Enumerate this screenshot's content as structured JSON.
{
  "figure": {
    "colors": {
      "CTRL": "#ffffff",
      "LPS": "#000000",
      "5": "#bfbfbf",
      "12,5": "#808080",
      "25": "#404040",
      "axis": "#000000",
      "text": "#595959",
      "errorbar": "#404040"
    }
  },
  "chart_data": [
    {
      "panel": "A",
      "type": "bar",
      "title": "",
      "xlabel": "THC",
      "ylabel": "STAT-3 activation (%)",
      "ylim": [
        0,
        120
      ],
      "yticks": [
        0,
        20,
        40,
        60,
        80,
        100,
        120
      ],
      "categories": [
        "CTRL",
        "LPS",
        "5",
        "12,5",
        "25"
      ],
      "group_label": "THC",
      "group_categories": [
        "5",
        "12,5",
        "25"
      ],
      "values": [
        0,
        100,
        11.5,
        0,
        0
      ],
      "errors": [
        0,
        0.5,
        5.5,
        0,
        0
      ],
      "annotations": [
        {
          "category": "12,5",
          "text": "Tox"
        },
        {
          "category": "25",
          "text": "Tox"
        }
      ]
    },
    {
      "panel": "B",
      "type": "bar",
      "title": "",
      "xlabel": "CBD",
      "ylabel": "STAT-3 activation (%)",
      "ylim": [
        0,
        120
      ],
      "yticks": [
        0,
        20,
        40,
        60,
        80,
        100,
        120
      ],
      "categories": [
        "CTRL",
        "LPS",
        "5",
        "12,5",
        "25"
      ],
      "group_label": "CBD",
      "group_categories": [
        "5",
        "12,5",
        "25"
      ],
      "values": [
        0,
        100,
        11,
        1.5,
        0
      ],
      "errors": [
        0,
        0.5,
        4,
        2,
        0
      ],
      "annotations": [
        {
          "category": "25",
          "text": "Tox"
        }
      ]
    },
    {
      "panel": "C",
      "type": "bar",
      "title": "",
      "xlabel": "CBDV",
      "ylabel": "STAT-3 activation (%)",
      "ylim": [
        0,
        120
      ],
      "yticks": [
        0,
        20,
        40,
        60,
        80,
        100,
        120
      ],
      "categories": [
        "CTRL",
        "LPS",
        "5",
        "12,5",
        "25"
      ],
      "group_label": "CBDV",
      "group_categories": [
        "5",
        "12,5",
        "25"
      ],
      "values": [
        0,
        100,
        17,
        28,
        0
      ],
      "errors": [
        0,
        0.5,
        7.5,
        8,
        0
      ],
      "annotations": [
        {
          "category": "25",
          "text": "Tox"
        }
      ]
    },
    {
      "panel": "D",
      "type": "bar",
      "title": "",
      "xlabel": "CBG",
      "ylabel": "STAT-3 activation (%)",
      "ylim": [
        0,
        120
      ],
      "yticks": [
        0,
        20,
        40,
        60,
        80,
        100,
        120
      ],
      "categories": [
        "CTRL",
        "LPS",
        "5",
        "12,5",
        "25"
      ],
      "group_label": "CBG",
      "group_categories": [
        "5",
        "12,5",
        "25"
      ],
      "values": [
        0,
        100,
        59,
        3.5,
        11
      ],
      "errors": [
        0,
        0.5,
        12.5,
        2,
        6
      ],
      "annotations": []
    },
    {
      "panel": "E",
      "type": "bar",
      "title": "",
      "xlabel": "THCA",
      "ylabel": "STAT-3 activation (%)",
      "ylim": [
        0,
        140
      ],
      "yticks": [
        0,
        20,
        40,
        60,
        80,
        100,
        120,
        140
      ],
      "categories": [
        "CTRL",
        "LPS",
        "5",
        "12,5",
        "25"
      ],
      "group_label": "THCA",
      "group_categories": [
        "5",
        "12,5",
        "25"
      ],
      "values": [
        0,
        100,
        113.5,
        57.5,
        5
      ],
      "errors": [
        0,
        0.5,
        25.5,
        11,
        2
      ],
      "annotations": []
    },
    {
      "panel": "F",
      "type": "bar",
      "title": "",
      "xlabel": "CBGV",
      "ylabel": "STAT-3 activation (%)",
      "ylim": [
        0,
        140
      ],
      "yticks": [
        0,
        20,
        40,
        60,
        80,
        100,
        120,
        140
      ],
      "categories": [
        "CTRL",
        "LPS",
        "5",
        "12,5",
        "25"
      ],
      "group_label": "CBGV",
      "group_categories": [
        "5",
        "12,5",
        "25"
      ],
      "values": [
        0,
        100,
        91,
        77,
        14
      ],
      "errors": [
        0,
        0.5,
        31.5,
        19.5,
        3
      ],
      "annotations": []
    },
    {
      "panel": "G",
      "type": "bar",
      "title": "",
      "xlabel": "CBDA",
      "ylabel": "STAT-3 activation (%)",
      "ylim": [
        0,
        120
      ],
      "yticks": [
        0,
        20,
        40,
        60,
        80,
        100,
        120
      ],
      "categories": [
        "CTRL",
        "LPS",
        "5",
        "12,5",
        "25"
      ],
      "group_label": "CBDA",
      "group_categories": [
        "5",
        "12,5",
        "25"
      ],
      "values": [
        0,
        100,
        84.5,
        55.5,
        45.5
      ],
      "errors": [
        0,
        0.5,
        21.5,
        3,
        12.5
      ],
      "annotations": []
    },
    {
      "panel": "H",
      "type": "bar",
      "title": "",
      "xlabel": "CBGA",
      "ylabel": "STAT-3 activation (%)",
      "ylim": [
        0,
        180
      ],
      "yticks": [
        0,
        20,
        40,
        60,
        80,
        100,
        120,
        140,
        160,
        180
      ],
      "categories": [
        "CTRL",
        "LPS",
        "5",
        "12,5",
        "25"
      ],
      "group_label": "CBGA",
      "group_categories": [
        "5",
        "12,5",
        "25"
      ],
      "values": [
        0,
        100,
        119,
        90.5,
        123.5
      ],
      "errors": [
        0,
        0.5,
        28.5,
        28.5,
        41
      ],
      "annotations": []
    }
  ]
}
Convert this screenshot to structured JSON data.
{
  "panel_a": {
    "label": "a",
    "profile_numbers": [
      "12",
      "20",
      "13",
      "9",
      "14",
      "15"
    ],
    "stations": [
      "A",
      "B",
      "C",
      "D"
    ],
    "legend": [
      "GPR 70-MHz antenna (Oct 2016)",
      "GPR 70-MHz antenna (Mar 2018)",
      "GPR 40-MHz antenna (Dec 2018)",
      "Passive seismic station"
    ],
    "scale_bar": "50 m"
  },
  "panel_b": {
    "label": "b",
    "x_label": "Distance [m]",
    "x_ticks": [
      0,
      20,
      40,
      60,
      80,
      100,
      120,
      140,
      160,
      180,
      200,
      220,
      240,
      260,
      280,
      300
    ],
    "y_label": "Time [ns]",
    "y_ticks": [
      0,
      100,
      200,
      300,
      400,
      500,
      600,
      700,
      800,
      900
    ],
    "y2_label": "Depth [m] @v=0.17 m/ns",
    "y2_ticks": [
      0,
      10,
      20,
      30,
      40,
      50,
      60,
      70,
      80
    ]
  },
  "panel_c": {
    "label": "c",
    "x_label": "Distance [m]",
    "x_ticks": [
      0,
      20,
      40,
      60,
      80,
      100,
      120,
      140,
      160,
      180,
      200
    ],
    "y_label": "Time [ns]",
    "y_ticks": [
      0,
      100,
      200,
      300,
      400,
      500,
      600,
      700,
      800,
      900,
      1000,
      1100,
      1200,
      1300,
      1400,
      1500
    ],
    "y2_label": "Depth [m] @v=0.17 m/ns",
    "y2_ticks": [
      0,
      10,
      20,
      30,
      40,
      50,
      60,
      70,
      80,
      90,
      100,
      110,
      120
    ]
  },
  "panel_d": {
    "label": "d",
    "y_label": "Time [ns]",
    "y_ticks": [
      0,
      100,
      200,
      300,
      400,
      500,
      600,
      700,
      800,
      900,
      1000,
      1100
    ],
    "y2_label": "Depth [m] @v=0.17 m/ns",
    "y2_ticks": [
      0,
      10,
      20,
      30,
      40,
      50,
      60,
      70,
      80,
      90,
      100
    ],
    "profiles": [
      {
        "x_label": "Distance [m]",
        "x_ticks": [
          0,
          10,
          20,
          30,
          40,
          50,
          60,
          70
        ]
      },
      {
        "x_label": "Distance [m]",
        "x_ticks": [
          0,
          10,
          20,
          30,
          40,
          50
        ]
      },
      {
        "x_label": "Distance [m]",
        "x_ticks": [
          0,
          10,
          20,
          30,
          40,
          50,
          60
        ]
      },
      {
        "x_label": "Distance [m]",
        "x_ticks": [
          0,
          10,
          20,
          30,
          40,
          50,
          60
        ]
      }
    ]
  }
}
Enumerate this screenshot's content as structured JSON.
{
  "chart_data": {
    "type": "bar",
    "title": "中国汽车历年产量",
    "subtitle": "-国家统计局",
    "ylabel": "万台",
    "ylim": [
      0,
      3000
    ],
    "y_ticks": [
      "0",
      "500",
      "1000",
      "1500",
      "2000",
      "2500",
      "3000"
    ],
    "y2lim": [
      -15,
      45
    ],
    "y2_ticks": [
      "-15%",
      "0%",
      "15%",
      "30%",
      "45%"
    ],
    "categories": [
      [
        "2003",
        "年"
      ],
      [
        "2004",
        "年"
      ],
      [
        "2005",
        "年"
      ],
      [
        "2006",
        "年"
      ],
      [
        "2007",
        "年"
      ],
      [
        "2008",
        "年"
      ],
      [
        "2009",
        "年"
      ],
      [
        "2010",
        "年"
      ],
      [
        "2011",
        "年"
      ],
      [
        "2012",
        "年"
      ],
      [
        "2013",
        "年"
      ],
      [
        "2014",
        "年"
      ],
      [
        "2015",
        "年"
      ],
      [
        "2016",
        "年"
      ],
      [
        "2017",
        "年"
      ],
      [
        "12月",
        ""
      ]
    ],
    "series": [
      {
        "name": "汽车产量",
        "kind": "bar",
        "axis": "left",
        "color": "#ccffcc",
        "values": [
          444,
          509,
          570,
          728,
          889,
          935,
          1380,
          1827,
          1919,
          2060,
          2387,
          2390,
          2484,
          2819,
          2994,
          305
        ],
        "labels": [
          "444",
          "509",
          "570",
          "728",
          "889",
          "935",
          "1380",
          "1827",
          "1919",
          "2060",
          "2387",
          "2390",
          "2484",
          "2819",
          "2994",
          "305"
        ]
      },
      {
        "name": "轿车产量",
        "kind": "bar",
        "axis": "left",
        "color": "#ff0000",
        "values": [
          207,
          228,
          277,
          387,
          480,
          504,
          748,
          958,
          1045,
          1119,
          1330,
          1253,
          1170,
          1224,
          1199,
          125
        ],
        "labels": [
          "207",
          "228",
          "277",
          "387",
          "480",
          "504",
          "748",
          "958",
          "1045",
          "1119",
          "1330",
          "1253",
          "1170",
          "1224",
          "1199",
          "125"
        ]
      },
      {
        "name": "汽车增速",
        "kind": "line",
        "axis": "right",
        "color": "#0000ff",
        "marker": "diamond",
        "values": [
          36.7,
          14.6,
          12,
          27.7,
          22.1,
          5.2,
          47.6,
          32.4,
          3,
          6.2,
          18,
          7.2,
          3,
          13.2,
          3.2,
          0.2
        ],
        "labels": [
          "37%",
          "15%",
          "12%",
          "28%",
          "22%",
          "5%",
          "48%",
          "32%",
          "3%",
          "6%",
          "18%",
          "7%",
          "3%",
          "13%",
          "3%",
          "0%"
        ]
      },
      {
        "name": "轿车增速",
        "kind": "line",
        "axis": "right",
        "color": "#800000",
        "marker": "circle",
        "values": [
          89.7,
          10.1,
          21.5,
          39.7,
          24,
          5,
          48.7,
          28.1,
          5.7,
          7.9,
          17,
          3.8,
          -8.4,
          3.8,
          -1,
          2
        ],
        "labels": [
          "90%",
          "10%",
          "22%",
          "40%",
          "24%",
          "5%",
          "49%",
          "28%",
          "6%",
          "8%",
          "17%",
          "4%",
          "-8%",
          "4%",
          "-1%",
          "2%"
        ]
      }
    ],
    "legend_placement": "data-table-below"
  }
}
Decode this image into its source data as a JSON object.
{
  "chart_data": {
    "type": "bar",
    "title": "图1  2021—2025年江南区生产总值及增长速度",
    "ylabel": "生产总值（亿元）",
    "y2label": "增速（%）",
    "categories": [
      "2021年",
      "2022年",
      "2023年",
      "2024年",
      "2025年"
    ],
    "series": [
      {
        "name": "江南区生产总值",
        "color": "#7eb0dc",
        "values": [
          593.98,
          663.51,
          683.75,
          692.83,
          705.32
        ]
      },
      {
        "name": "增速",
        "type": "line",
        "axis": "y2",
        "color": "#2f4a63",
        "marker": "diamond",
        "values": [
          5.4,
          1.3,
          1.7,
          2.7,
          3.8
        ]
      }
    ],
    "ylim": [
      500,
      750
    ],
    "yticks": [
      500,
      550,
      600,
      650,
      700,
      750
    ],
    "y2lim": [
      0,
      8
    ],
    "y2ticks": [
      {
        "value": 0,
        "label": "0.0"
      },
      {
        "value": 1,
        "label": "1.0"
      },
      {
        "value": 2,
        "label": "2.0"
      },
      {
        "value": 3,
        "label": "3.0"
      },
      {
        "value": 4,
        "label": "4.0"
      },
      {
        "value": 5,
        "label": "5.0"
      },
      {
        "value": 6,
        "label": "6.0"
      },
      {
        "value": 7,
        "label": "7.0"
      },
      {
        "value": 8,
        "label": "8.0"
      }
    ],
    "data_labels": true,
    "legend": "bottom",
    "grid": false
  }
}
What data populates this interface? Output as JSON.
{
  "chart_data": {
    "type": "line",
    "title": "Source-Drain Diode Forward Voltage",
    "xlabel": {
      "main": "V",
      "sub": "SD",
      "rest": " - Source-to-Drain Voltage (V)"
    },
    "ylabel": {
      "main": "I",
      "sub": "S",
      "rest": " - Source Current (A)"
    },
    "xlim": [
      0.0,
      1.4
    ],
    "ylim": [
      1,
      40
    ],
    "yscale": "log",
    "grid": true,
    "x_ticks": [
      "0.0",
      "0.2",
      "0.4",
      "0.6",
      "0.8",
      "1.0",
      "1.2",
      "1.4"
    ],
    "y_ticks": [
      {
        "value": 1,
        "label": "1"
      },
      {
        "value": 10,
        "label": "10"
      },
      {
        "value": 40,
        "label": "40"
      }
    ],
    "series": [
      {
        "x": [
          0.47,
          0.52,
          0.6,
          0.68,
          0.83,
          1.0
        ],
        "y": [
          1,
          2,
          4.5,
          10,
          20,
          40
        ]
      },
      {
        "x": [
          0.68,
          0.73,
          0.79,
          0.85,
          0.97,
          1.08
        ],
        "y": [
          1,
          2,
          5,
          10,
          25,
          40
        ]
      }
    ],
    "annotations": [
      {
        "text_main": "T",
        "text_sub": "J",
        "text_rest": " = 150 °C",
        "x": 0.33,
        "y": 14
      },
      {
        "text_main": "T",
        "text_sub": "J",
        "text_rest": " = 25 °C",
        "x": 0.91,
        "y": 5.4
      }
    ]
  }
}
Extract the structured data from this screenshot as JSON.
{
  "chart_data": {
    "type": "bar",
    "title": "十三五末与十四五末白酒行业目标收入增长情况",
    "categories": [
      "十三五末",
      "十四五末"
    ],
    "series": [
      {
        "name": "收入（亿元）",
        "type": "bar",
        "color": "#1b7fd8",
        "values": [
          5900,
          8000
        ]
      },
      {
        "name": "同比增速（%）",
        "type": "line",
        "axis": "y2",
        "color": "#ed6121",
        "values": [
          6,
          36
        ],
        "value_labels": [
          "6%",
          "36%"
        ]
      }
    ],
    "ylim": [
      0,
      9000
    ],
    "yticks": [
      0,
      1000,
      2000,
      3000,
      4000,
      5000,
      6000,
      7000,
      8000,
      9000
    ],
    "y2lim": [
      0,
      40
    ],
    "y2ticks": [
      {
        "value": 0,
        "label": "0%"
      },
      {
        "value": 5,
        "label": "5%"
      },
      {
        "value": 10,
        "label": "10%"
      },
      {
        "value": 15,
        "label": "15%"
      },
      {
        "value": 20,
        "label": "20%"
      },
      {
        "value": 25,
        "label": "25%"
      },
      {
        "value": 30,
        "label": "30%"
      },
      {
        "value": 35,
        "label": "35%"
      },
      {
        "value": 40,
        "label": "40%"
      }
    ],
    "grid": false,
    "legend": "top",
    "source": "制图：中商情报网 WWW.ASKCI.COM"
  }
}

-----

### GIVEN TASK
Determine the number of lines containing "structured". Write only that number.

### TASK OUTPUT
4